- Work to do -
Output, word for word, only the lines of the data below that start at the line containing "Patent image size: (491, 520)." and run through the line containing "The frame kit 300 is at (236, 438).", with both of those lines included.

* BEGIN *

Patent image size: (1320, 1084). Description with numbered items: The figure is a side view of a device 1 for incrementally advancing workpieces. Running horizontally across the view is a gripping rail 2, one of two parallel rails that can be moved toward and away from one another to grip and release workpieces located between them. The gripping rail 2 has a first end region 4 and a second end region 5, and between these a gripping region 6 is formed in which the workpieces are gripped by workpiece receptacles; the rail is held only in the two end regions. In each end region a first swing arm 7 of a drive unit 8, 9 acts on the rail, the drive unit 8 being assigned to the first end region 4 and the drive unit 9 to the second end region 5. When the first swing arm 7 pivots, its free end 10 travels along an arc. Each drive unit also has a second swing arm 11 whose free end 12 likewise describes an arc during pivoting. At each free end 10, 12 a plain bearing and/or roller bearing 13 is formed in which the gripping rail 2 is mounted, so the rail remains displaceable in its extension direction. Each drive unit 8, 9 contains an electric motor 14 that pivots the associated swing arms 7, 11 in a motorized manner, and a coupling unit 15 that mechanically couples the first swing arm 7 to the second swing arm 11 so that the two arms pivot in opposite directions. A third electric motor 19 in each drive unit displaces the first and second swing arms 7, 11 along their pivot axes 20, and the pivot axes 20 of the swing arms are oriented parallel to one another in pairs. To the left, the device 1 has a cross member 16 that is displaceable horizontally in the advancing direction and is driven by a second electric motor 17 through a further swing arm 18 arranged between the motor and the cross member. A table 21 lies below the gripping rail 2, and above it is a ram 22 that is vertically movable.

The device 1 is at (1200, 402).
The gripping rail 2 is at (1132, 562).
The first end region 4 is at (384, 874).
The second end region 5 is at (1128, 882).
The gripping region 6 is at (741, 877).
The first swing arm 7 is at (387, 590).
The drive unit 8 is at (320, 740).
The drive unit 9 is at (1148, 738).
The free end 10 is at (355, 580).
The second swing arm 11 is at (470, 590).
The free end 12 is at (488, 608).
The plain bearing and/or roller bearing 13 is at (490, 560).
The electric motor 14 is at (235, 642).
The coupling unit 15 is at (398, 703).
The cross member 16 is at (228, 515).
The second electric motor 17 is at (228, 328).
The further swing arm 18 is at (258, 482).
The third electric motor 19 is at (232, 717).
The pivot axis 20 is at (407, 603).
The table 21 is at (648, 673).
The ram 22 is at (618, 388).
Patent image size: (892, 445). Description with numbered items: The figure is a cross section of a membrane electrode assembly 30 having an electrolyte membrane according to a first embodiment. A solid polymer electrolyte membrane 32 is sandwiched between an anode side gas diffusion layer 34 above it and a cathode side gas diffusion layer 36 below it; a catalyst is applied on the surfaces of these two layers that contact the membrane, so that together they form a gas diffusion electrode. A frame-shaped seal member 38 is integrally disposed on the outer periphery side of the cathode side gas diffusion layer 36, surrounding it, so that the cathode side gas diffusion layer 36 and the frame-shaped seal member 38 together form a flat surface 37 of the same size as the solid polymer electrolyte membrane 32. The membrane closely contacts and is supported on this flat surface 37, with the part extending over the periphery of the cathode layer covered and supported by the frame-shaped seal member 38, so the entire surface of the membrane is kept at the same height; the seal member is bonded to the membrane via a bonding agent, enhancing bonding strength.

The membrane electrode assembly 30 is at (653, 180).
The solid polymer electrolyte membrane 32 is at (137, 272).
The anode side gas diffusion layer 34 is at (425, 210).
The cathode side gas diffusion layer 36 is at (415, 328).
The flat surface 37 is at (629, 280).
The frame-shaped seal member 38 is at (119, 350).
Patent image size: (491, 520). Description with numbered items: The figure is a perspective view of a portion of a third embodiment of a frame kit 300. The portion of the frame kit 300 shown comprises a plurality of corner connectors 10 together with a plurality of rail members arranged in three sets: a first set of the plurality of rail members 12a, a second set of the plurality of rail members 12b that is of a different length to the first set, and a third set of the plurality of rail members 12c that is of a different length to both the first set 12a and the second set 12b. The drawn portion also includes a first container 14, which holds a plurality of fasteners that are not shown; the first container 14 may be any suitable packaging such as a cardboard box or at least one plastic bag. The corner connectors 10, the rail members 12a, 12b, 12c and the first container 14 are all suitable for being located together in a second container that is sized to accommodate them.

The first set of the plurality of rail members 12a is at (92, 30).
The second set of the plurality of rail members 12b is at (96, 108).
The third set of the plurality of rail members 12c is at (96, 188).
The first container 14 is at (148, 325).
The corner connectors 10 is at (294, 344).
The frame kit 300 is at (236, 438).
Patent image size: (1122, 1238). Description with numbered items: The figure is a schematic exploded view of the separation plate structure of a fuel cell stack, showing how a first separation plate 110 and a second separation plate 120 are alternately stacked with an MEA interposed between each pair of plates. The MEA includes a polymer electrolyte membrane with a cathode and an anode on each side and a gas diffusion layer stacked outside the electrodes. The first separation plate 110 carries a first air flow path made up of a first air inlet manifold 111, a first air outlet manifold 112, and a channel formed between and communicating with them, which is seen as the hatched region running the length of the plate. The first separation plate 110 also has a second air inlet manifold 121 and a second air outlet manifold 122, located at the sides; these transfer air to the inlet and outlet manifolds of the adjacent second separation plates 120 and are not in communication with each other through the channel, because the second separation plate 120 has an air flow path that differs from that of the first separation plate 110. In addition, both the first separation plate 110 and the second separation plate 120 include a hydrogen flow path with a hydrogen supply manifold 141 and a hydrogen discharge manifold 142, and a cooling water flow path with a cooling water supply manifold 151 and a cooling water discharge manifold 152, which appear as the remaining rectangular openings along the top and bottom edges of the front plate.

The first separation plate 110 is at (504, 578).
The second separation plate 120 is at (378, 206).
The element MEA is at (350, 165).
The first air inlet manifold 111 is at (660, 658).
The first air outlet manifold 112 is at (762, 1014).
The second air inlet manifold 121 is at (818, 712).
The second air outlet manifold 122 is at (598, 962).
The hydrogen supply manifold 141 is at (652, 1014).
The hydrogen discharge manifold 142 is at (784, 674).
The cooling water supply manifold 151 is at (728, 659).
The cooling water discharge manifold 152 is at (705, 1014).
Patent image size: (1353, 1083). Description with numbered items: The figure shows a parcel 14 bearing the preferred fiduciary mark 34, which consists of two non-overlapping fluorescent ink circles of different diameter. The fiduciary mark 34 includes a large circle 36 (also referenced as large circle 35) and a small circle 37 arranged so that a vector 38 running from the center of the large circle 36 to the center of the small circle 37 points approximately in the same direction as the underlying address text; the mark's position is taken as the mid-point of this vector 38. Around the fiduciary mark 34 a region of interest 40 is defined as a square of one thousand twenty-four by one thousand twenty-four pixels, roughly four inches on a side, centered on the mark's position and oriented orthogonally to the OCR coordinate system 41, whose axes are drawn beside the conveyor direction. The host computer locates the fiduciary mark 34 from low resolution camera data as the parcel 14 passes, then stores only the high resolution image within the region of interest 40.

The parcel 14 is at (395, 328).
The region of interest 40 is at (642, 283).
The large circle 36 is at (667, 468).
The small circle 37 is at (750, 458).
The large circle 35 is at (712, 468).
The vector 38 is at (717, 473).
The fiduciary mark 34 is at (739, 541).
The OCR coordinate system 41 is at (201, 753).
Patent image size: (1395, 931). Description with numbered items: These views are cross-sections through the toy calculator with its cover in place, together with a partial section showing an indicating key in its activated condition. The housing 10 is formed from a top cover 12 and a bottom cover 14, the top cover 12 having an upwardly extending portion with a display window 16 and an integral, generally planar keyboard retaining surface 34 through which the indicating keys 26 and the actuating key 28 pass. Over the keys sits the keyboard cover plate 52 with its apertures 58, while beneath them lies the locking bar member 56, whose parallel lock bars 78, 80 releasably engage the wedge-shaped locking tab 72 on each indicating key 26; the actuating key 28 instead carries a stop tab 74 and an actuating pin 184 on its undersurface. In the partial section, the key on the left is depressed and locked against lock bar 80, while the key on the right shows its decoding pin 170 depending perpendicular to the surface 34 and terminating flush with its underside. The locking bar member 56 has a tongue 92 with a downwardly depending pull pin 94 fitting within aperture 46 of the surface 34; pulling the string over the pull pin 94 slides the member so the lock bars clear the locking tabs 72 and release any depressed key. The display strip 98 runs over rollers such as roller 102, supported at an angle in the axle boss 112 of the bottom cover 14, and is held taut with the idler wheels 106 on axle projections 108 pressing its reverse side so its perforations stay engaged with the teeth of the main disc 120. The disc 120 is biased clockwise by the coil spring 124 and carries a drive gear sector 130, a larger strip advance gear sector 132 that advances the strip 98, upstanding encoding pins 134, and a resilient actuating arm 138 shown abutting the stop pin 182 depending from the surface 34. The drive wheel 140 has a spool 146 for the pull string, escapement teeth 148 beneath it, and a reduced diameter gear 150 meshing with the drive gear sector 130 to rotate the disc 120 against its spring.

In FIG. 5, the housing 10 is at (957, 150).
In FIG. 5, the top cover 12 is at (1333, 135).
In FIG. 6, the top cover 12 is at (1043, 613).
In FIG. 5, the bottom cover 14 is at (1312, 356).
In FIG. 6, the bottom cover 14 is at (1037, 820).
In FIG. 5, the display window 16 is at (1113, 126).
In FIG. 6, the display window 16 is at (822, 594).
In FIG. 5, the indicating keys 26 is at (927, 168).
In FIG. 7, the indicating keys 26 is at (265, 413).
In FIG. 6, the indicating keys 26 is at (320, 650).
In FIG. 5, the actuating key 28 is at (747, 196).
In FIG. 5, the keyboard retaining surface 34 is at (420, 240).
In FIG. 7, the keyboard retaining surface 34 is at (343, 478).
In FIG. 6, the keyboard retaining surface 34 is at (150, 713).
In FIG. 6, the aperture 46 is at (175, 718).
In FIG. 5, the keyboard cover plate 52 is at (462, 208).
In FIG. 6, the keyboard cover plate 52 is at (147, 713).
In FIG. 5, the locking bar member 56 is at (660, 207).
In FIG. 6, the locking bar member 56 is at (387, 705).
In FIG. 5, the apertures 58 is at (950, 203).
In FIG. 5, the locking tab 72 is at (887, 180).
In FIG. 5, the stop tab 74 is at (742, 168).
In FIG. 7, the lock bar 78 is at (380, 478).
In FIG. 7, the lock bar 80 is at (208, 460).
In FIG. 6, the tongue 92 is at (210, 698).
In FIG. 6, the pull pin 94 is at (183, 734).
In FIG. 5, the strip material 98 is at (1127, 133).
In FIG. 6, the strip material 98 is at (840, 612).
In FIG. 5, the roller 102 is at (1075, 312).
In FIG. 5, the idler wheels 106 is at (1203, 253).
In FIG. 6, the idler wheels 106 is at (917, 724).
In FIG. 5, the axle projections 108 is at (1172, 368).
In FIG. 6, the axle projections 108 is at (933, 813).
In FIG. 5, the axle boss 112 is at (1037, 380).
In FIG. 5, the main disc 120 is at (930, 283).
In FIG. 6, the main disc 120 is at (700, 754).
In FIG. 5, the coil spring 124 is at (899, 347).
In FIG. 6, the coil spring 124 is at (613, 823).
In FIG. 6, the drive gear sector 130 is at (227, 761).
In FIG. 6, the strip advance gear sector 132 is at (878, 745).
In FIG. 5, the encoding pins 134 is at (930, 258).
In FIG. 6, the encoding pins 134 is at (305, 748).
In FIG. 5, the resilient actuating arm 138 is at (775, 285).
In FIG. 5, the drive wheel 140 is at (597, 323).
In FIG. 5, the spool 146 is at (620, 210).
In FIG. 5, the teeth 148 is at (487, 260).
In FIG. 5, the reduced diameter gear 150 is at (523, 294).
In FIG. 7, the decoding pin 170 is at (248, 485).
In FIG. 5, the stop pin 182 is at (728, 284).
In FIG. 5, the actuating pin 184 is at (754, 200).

* END *

- Result for this task -
Patent image size: (491, 520). Description with numbered items: The figure is a perspective view of a portion of a third embodiment of a frame kit 300. The portion of the frame kit 300 shown comprises a plurality of corner connectors 10 together with a plurality of rail members arranged in three sets: a first set of the plurality of rail members 12a, a second set of the plurality of rail members 12b that is of a different length to the first set, and a third set of the plurality of rail members 12c that is of a different length to both the first set 12a and the second set 12b. The drawn portion also includes a first container 14, which holds a plurality of fasteners that are not shown; the first container 14 may be any suitable packaging such as a cardboard box or at least one plastic bag. The corner connectors 10, the rail members 12a, 12b, 12c and the first container 14 are all suitable for being located together in a second container that is sized to accommodate them.

The first set of the plurality of rail members 12a is at (92, 30).
The second set of the plurality of rail members 12b is at (96, 108).
The third set of the plurality of rail members 12c is at (96, 188).
The first container 14 is at (148, 325).
The corner connectors 10 is at (294, 344).
The frame kit 300 is at (236, 438).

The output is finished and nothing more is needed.